When I was young, I realised I had a little artistic talent. I wanted to be a sculptor or an illustrator. But my father said, "Both my brother and brother-in-law are painters. There's only one word to describe the beginning of their careers, and that's starvation. Every artist needs to pursue studies in a more practical field first so he'll have something to fall back on. Finish school first, then pursue your dream."
    I took my father's advice and decided to major in business. It's colourless, odourless, tasteless field that one can drop without qualms. History, in the form of the second world war and post-war activities to ensure the peace, taught me more valuable things. But it had interrupted my formal schooling, so in 1952, I made a trip around the world to complete my education. I took my guitar with me, not because I was a great musician, but because I knew a guitarist was always welcome. People are happy to invite him for lunch, hoping for a little concert afterward.

Francois Baschet "French Monument
born on 57th street" 16' wide 9' high
sound sculpture

7 vertical cones sound sculpture

    The world is supposedly a big place, but that's not so when you travel with a guitar. Everything is too small train compartments, taxis, cars at rush hour. That was a problem I wanted to solve before leaving. I knew a guitar was like a banjo. The banjo's sound is produced by a membrane stretched over a metal frame and it's the frame that's heavy and awkward. I needed to find a replacement and thought of an inflatable plastic balloon. The air was enough to keep the membrane taut while the balloon was light and could be deflated when travelling. The neck still had to be constructed of wood, but I hinged it so I could fold it in two and added a flat bridge to transmit the sound. When the balloon was deflated, I could pack the entire instrument in my suitcase and carrying it everywhere was easy. The inflatable guitar continued to serve me well once I returned to Paris. It allowed me to earn a living playing in the cabarets where I parodied the songs I'd learned in all the countries I'd been to. This was the extremely creative era of "the roaring 50s" in the Latin Quarter, when post-war Paris enjoyed an outburst of artistic activity similar to the 1920s described by Hemingway. I shared billing with other young performers, one of whom was a tall Belgian who also sang and accompanied himself on a guitar. His name was Jacques Brel. My inflatable guitar was a technical mystery. String instruments like the violin and cello have openings from which the sound issues. The plastic balloon had none. I sought the answer to this mystery. Since my life as a cabaret performer left my days free, I used the time to take sculpture courses and haunt the technical libraries to study acoustics. I learned that the 18th and 19th century experts had discovered a large number of acoustical phenomena that had only been applied to the saxophone and several electrical acoustic instruments so that 20th century music was being regularly played on 18th century instruments. It was like travelling by horse-drawn carriage in the era of air planes. My brother, Bernard, a great music lover, said to me,

Sculpture with resonating tubes,
wires,glass rods and plastic

    "Since these acoustical phenomena have been classified, why not apply them to your ideas for sculpture. " We devised our own system of classification, knowing that every musical instrument is a combination of at least three of the following elements:
    1) a means of producing periodic vibrations;
    2) a means of creating and maintaining the vibrations;
    3) a means of playing the scale and modulating the pitch;
    4) a means of amplifying the sound. For example, the violin uses all four elements- vibration is produced by the strings, the bow maintains the vibration, the length of the string determines the pitch, and amplification comes from the sounding board.

· · · ·

Given task 1: Summarize the passage about the inflatable guitar in two sentences.
The listing below is unrelated to the passage.

(Layout element annotations)
· · · ·

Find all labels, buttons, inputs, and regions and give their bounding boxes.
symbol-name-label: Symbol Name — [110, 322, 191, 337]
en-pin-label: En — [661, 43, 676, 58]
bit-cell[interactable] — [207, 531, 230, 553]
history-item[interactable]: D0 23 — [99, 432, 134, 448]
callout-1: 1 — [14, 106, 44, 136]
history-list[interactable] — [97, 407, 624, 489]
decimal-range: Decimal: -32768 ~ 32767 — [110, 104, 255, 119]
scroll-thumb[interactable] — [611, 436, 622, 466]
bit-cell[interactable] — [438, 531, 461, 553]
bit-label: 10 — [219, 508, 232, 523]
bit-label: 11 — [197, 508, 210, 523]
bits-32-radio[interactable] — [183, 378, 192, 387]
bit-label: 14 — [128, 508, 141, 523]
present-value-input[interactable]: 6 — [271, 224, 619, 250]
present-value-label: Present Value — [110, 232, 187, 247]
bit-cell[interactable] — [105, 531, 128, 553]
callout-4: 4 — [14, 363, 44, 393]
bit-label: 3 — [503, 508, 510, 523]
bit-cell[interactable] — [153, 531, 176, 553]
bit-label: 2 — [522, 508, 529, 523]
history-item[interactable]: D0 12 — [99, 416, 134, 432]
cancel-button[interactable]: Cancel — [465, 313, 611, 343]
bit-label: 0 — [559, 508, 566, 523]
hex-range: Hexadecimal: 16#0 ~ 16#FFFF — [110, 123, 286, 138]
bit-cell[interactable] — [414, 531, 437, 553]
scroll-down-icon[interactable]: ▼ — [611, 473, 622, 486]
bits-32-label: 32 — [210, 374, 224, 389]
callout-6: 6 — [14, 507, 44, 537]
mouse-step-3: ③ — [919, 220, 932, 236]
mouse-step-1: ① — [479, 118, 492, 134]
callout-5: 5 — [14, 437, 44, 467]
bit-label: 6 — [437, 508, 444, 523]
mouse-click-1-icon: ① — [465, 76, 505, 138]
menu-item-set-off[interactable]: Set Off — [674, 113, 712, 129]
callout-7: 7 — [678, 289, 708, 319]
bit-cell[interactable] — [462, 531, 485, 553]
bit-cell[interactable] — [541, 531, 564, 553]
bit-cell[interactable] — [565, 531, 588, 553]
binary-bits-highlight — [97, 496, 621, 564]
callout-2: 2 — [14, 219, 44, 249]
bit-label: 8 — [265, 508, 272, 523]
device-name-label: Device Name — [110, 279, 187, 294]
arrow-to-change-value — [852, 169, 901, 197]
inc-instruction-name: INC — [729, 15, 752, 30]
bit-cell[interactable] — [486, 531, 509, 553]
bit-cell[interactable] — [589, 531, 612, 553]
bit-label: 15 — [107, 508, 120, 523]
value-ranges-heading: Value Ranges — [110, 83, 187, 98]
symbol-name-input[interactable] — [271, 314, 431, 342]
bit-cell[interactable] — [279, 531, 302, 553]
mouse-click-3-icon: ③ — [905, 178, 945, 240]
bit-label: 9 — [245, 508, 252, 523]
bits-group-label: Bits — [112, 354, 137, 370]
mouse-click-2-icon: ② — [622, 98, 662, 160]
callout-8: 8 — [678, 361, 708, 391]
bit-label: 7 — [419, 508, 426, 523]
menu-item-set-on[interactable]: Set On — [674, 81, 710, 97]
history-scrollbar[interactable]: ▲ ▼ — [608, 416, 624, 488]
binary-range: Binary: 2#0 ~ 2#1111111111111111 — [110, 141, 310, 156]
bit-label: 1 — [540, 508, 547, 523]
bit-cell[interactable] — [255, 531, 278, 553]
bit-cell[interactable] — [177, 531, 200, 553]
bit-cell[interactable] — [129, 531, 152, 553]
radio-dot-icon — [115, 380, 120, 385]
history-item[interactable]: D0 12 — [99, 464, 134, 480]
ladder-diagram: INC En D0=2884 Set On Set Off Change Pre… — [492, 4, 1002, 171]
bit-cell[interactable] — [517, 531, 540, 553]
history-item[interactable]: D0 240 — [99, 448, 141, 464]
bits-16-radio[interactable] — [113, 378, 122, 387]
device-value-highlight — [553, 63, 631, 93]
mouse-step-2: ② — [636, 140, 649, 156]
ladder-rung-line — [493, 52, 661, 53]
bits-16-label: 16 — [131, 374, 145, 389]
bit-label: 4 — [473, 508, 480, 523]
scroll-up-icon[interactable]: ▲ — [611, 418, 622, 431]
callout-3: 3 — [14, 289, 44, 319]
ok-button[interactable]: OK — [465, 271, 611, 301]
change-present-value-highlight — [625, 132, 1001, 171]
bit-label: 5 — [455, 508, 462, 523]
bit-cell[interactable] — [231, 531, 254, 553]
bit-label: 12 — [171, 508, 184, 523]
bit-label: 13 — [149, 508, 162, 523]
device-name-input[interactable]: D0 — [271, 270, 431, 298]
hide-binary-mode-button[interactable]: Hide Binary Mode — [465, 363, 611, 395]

· · · ·

Given task 2: Return every line of the listing that contains the string "menu", matching case exactly.

Task solution 1: On the father's advice to study something practical first, the narrator majored in business and in 1952 traveled around the world with a guitar. To make the guitar easy to carry, the narrator built an inflatable version, which later provided a living in Paris cabarets and prompted a study of acoustics and, with brother Bernard, a classification of the elements of musical instruments.

Task solution 2:
menu-item-set-off[interactable]: Set Off — [674, 113, 712, 129]
menu-item-set-on[interactable]: Set On — [674, 81, 710, 97]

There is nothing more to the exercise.